OBJECTIVE:
Pick out each line with the word "screenshot" from the material that follows.

══════

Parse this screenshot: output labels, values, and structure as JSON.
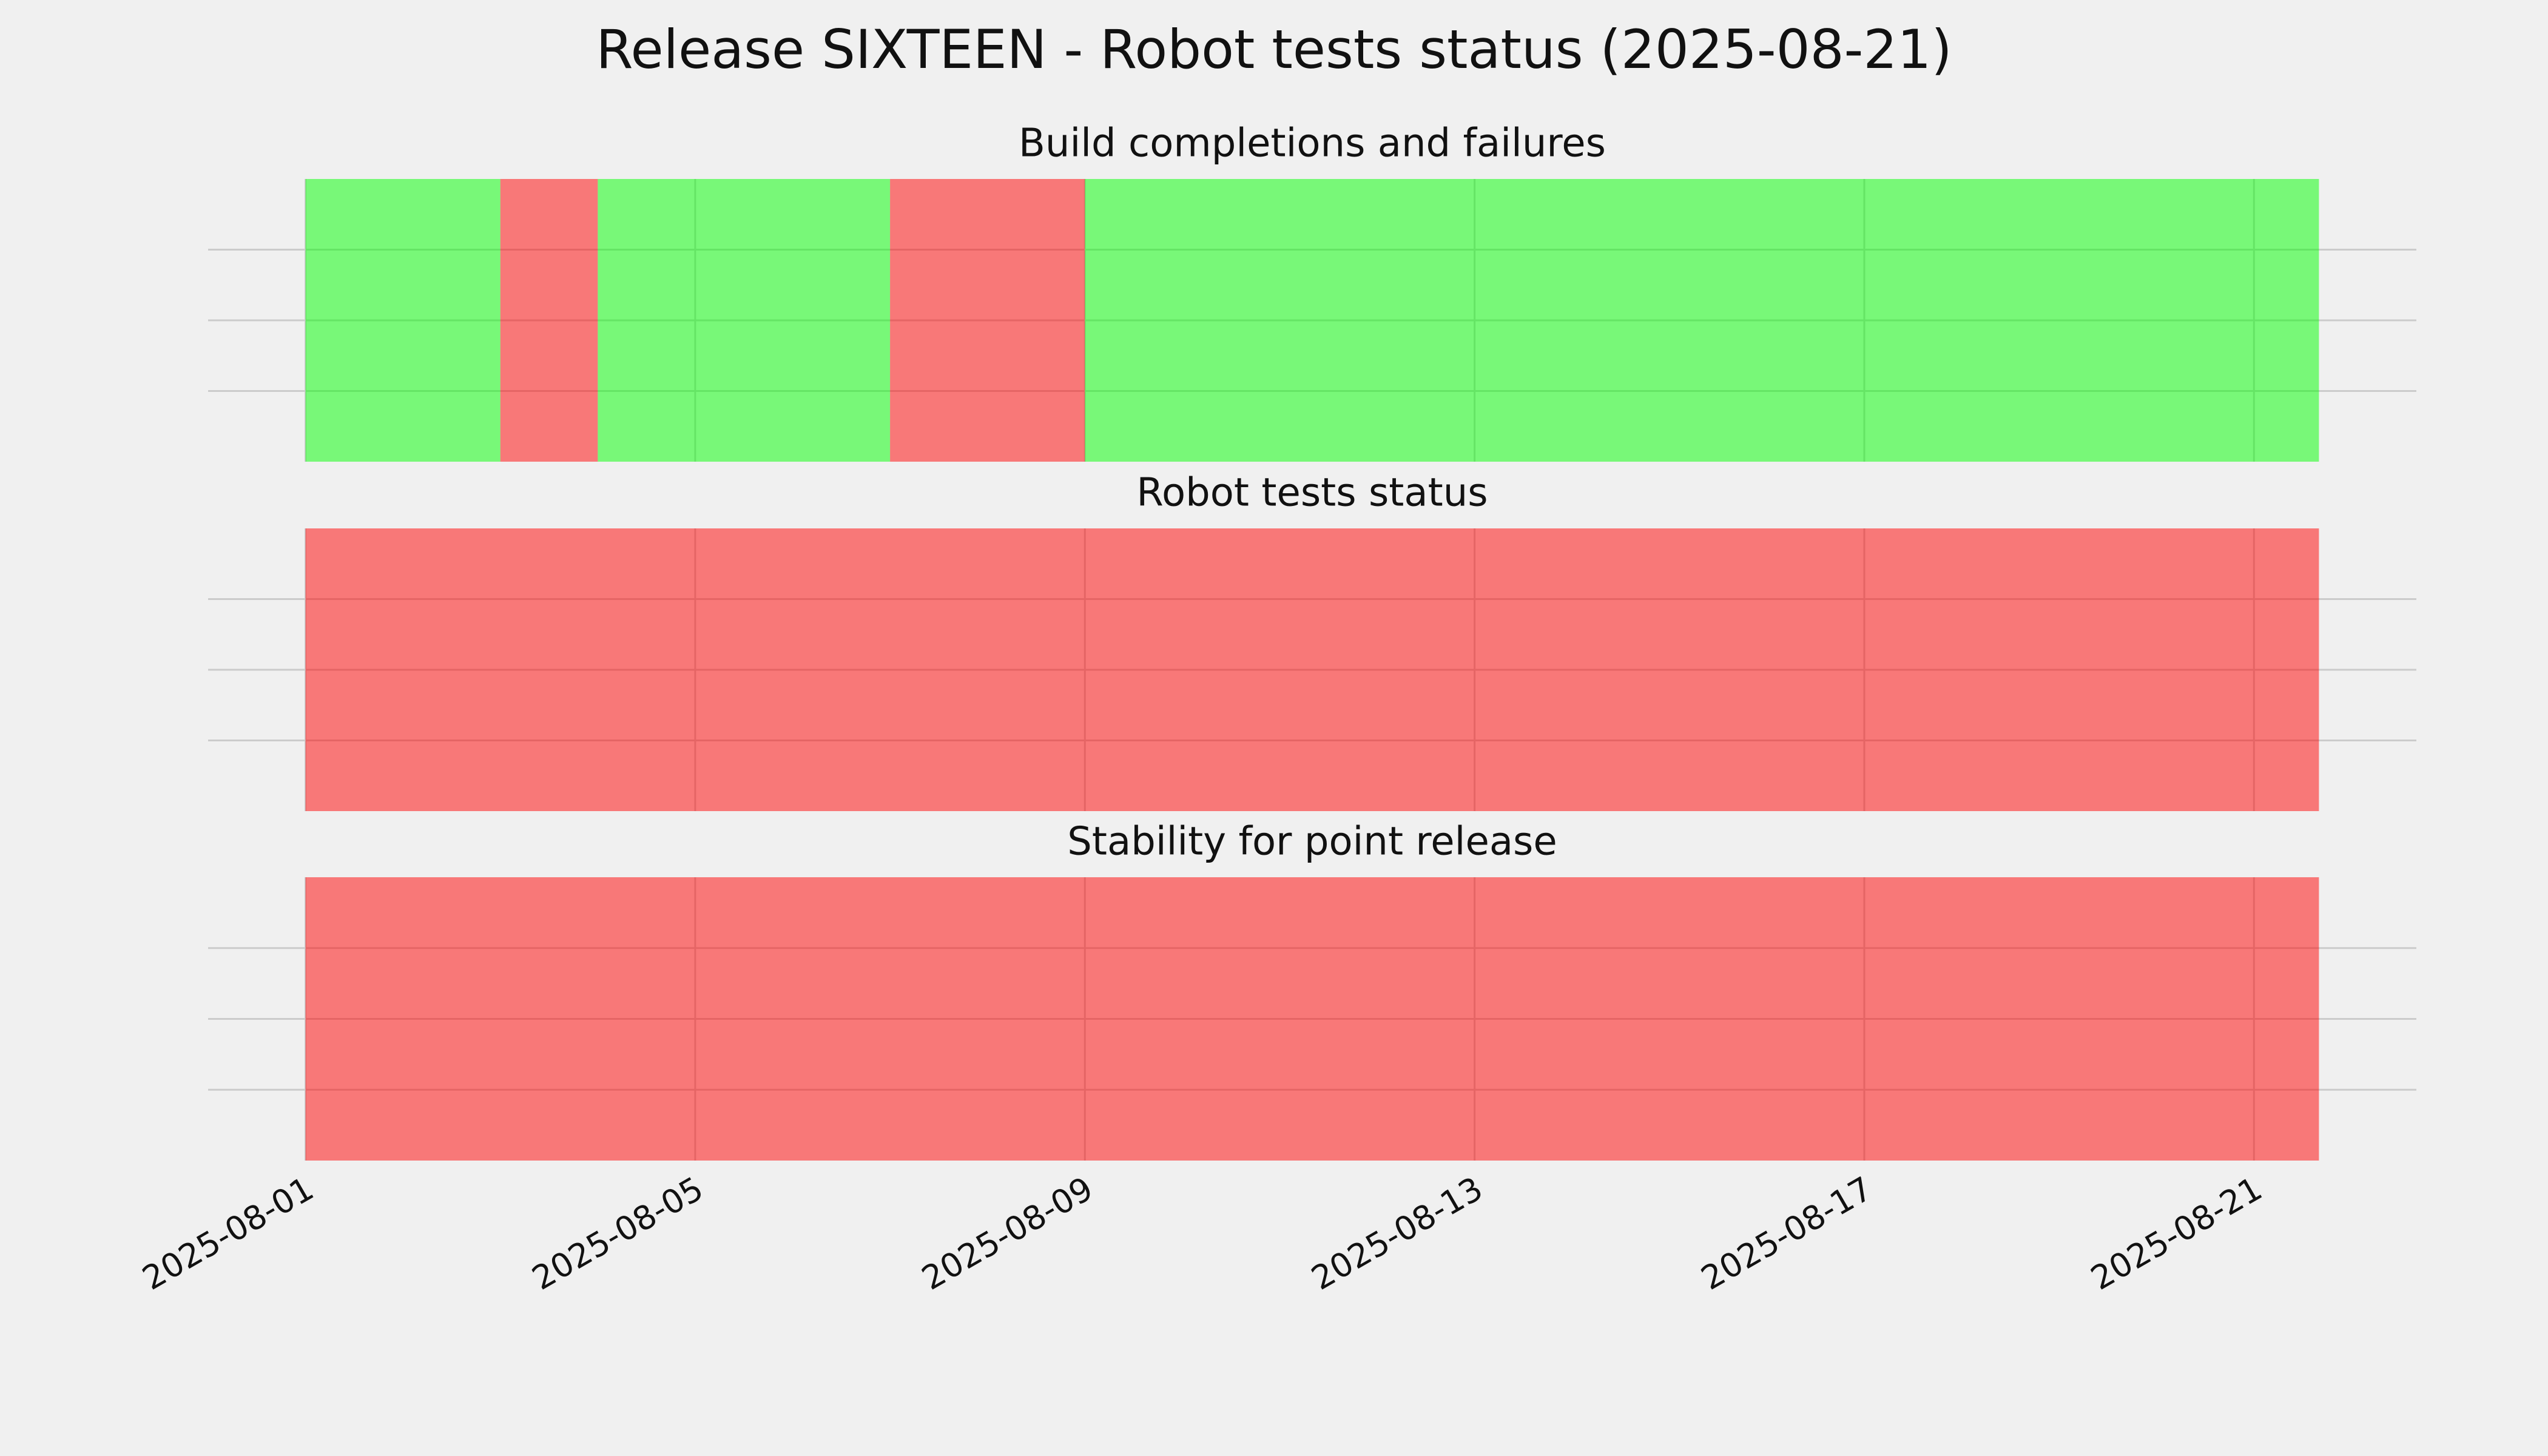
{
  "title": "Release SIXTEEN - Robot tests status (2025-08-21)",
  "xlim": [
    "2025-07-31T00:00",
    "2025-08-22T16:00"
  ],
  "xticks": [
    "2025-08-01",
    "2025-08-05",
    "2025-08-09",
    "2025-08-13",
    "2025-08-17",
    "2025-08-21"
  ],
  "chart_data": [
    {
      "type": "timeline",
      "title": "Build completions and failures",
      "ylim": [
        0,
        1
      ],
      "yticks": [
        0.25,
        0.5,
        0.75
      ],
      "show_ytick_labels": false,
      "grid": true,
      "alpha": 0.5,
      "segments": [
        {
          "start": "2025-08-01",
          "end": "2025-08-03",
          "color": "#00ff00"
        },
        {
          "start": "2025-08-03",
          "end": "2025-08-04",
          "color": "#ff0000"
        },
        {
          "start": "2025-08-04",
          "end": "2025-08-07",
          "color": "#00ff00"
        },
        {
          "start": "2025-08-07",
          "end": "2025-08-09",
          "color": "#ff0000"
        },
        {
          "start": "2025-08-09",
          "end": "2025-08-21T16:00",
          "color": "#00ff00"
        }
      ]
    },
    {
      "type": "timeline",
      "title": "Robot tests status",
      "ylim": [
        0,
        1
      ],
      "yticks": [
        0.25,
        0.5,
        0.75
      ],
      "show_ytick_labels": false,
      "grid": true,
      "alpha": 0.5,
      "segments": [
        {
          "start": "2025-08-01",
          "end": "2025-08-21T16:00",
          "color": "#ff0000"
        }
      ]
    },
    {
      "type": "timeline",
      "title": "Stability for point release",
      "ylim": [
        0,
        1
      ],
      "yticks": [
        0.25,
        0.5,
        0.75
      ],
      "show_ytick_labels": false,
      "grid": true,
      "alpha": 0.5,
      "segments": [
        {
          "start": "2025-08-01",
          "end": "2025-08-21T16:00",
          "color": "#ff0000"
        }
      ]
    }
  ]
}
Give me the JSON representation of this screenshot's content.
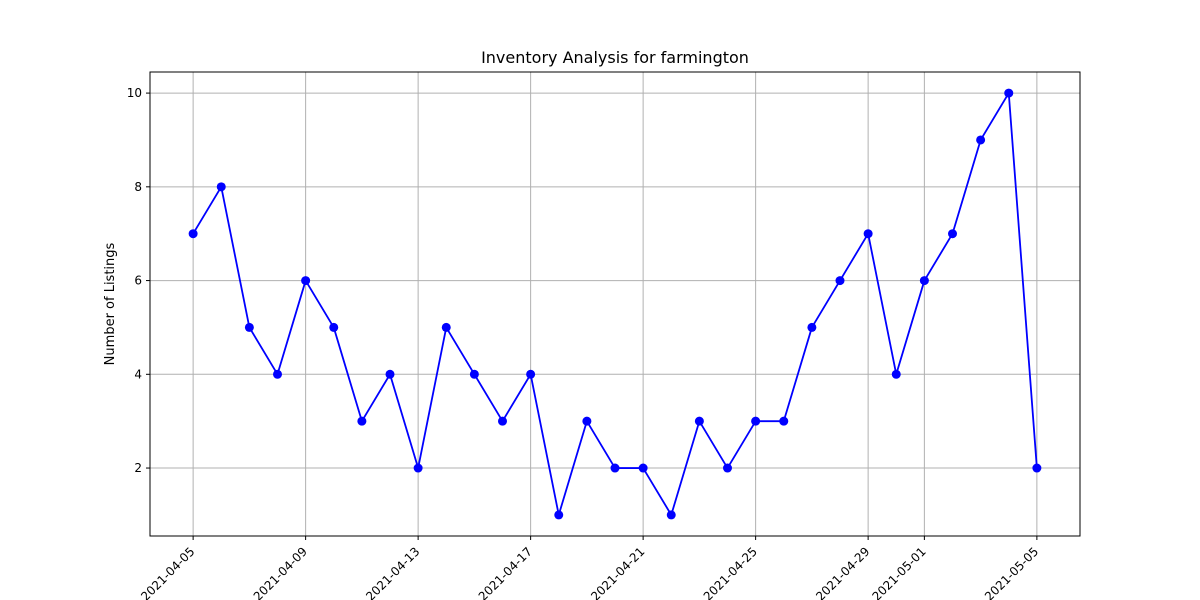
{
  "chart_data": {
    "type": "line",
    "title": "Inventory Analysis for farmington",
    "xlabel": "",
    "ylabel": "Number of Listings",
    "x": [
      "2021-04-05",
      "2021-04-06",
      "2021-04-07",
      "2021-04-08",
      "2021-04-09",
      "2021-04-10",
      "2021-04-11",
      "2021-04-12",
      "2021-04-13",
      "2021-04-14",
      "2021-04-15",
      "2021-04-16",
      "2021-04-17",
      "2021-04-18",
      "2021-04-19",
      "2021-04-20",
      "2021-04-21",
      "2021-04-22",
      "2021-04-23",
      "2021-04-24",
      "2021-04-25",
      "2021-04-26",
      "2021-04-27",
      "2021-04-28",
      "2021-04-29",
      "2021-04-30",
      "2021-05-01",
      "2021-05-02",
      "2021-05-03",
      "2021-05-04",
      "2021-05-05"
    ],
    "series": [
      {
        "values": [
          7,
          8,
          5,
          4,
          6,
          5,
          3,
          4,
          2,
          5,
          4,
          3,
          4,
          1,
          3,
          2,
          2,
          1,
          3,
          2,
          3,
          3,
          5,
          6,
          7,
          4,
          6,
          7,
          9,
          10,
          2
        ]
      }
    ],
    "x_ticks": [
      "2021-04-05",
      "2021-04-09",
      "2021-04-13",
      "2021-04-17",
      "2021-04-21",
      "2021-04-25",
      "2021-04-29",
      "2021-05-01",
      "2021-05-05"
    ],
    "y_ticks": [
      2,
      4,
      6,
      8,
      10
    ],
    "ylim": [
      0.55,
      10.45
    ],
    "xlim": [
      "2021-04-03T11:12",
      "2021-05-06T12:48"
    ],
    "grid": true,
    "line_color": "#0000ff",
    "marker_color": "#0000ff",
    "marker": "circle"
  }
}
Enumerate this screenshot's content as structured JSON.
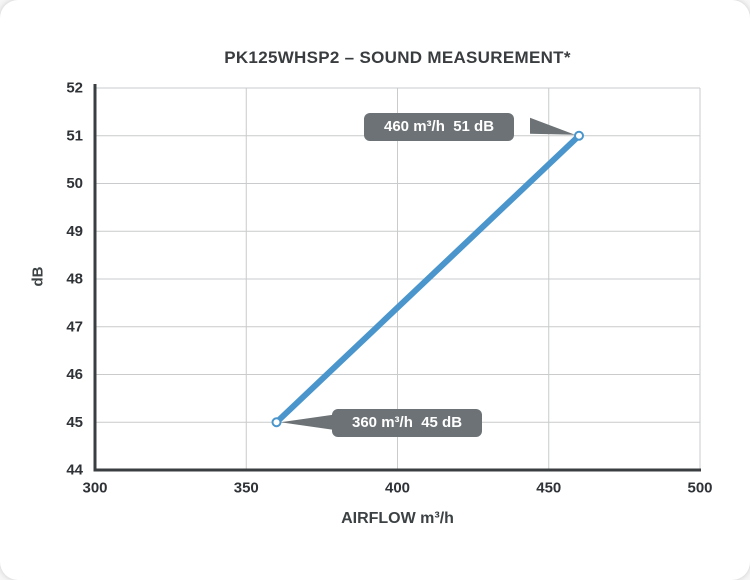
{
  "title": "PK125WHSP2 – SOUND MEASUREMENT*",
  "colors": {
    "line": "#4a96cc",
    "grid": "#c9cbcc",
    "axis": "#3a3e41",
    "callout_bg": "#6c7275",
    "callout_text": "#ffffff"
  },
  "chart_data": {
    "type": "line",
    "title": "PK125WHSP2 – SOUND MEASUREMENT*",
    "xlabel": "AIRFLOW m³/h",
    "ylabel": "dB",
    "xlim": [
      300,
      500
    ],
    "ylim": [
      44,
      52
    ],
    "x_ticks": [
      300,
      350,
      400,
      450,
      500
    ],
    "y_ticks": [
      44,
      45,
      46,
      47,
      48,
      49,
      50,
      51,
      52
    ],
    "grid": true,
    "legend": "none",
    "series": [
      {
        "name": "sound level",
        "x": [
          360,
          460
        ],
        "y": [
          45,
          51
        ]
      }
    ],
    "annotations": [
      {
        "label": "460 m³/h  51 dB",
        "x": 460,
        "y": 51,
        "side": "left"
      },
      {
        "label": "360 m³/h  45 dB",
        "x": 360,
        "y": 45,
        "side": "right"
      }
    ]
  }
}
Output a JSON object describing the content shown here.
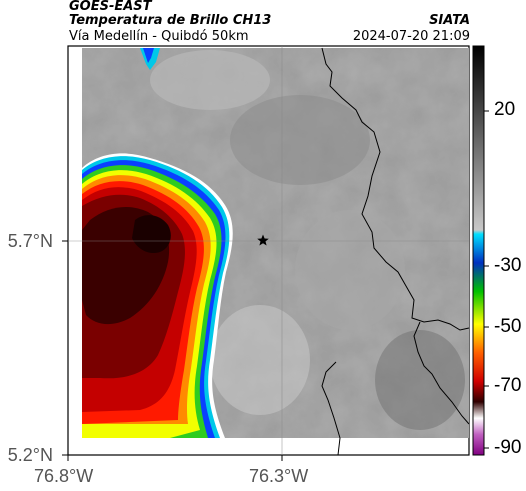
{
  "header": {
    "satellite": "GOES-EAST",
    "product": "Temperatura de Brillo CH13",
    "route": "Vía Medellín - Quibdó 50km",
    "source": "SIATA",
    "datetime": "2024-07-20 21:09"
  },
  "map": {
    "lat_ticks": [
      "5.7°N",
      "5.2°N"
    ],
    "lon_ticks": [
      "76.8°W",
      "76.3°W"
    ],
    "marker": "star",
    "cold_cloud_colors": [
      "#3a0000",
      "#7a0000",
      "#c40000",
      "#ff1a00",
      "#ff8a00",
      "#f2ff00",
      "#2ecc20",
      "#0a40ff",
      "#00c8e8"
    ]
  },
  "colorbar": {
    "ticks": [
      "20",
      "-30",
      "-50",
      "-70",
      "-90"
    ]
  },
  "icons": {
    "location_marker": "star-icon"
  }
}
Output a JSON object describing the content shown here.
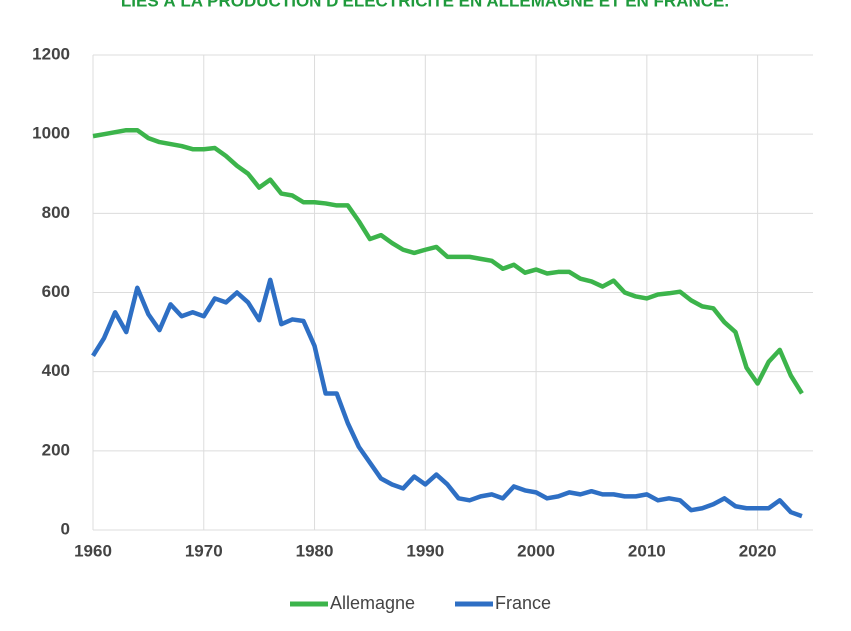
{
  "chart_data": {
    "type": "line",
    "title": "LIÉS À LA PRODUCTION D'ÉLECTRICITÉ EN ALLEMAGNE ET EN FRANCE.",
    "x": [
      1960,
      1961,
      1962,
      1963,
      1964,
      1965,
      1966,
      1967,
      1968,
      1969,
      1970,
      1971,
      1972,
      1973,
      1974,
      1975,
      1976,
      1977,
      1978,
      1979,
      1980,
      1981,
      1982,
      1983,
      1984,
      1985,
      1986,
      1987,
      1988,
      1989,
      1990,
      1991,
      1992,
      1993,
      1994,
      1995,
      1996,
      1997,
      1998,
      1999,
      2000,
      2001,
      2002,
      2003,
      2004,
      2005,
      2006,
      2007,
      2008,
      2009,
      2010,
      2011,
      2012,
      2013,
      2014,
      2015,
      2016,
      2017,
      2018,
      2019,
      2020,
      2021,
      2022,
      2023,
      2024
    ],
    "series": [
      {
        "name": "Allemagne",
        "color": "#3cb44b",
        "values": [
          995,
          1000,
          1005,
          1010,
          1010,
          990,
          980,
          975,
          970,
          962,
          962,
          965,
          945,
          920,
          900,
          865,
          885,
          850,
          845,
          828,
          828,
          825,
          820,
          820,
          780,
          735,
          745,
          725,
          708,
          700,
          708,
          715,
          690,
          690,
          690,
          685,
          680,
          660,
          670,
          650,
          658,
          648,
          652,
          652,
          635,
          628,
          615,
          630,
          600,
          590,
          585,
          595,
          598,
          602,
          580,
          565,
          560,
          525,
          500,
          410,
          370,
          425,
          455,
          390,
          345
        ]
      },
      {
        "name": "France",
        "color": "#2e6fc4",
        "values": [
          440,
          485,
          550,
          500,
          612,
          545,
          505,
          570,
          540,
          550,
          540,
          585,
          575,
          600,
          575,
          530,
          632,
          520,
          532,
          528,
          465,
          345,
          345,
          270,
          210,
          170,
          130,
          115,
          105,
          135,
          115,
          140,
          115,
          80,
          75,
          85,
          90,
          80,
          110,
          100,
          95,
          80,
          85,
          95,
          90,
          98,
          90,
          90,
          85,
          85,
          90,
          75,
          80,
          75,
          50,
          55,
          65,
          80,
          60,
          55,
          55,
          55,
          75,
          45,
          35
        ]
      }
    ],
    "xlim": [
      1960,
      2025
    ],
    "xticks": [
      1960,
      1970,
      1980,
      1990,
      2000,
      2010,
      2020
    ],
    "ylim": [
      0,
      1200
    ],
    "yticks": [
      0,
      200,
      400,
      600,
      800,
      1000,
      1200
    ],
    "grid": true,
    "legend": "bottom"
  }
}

══════

ANSWER TO THE EXERCISE:
Parse this screenshot: output labels, values, and structure as JSON.
Give me the JSON representation of this screenshot's content.
Enumerate this screenshot's content as structured JSON.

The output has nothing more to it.